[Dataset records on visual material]
★ ★ ★ ★ ★

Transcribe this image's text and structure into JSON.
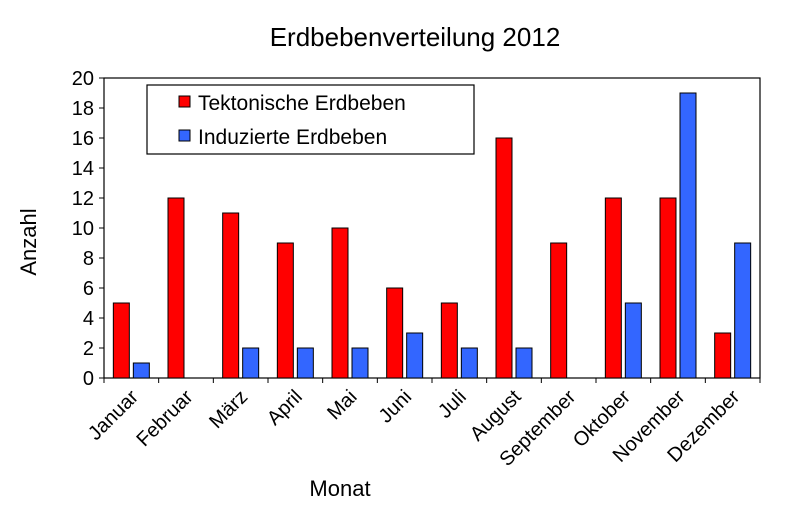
{
  "chart_data": {
    "type": "bar",
    "title": "Erdbebenverteilung 2012",
    "xlabel": "Monat",
    "ylabel": "Anzahl",
    "ylim": [
      0,
      20
    ],
    "yticks": [
      0,
      2,
      4,
      6,
      8,
      10,
      12,
      14,
      16,
      18,
      20
    ],
    "grid": false,
    "legend_position": "top-left",
    "categories": [
      "Januar",
      "Februar",
      "März",
      "April",
      "Mai",
      "Juni",
      "Juli",
      "August",
      "September",
      "Oktober",
      "November",
      "Dezember"
    ],
    "series": [
      {
        "name": "Tektonische Erdbeben",
        "color": "#ff0000",
        "values": [
          5,
          12,
          11,
          9,
          10,
          6,
          5,
          16,
          9,
          12,
          12,
          3
        ]
      },
      {
        "name": "Induzierte Erdbeben",
        "color": "#3366ff",
        "values": [
          1,
          0,
          2,
          2,
          2,
          3,
          2,
          2,
          0,
          5,
          19,
          9
        ]
      }
    ]
  }
}
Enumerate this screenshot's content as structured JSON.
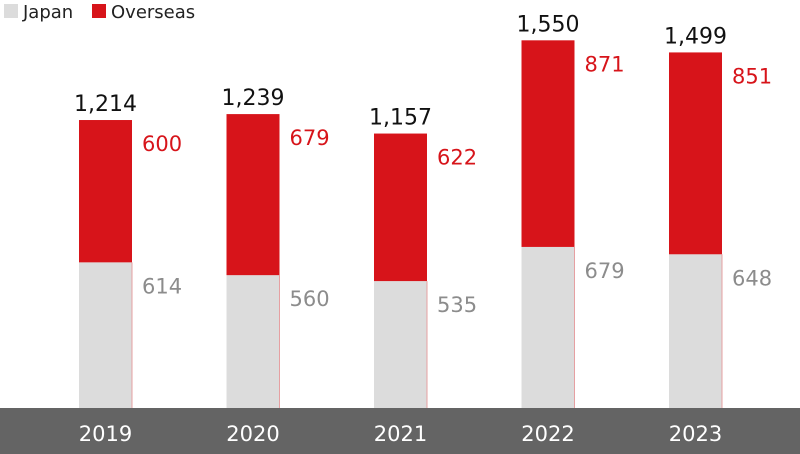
{
  "chart_data": {
    "type": "bar",
    "stacked": true,
    "categories": [
      "2019",
      "2020",
      "2021",
      "2022",
      "2023"
    ],
    "series": [
      {
        "name": "Japan",
        "values": [
          614,
          560,
          535,
          679,
          648
        ],
        "labels": [
          "614",
          "560",
          "535",
          "679",
          "648"
        ]
      },
      {
        "name": "Overseas",
        "values": [
          600,
          679,
          622,
          871,
          851
        ],
        "labels": [
          "600",
          "679",
          "622",
          "871",
          "851"
        ]
      }
    ],
    "totals": [
      1214,
      1239,
      1157,
      1550,
      1499
    ],
    "total_labels": [
      "1,214",
      "1,239",
      "1,157",
      "1,550",
      "1,499"
    ],
    "legend_position": "top-left",
    "ylim": [
      0,
      1720
    ],
    "colors": {
      "japan": "#dcdcdc",
      "overseas": "#d7141a",
      "japan_text": "#8c8c8c",
      "overseas_text": "#d7141a",
      "axis_band": "#646464",
      "category_text": "#ffffff"
    }
  }
}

★ ★ ★ ★ ★

(Problem) Output a faithful copy of the data, with each picture left out.

(Task output)
Transcribe this image's text and structure into JSON.
{
  "chart_data": {
    "type": "bar",
    "title": "Erdbebenverteilung 2012",
    "xlabel": "Monat",
    "ylabel": "Anzahl",
    "ylim": [
      0,
      20
    ],
    "yticks": [
      0,
      2,
      4,
      6,
      8,
      10,
      12,
      14,
      16,
      18,
      20
    ],
    "grid": false,
    "legend_position": "top-left",
    "categories": [
      "Januar",
      "Februar",
      "März",
      "April",
      "Mai",
      "Juni",
      "Juli",
      "August",
      "September",
      "Oktober",
      "November",
      "Dezember"
    ],
    "series": [
      {
        "name": "Tektonische Erdbeben",
        "color": "#ff0000",
        "values": [
          5,
          12,
          11,
          9,
          10,
          6,
          5,
          16,
          9,
          12,
          12,
          3
        ]
      },
      {
        "name": "Induzierte Erdbeben",
        "color": "#3366ff",
        "values": [
          1,
          0,
          2,
          2,
          2,
          3,
          2,
          2,
          0,
          5,
          19,
          9
        ]
      }
    ]
  }
}
Enumerate this screenshot's content as structured JSON.
{
  "chart_data": {
    "type": "bar",
    "stacked": true,
    "categories": [
      "2019",
      "2020",
      "2021",
      "2022",
      "2023"
    ],
    "series": [
      {
        "name": "Japan",
        "values": [
          614,
          560,
          535,
          679,
          648
        ],
        "labels": [
          "614",
          "560",
          "535",
          "679",
          "648"
        ]
      },
      {
        "name": "Overseas",
        "values": [
          600,
          679,
          622,
          871,
          851
        ],
        "labels": [
          "600",
          "679",
          "622",
          "871",
          "851"
        ]
      }
    ],
    "totals": [
      1214,
      1239,
      1157,
      1550,
      1499
    ],
    "total_labels": [
      "1,214",
      "1,239",
      "1,157",
      "1,550",
      "1,499"
    ],
    "legend_position": "top-left",
    "ylim": [
      0,
      1720
    ],
    "colors": {
      "japan": "#dcdcdc",
      "overseas": "#d7141a",
      "japan_text": "#8c8c8c",
      "overseas_text": "#d7141a",
      "axis_band": "#646464",
      "category_text": "#ffffff"
    }
  }
}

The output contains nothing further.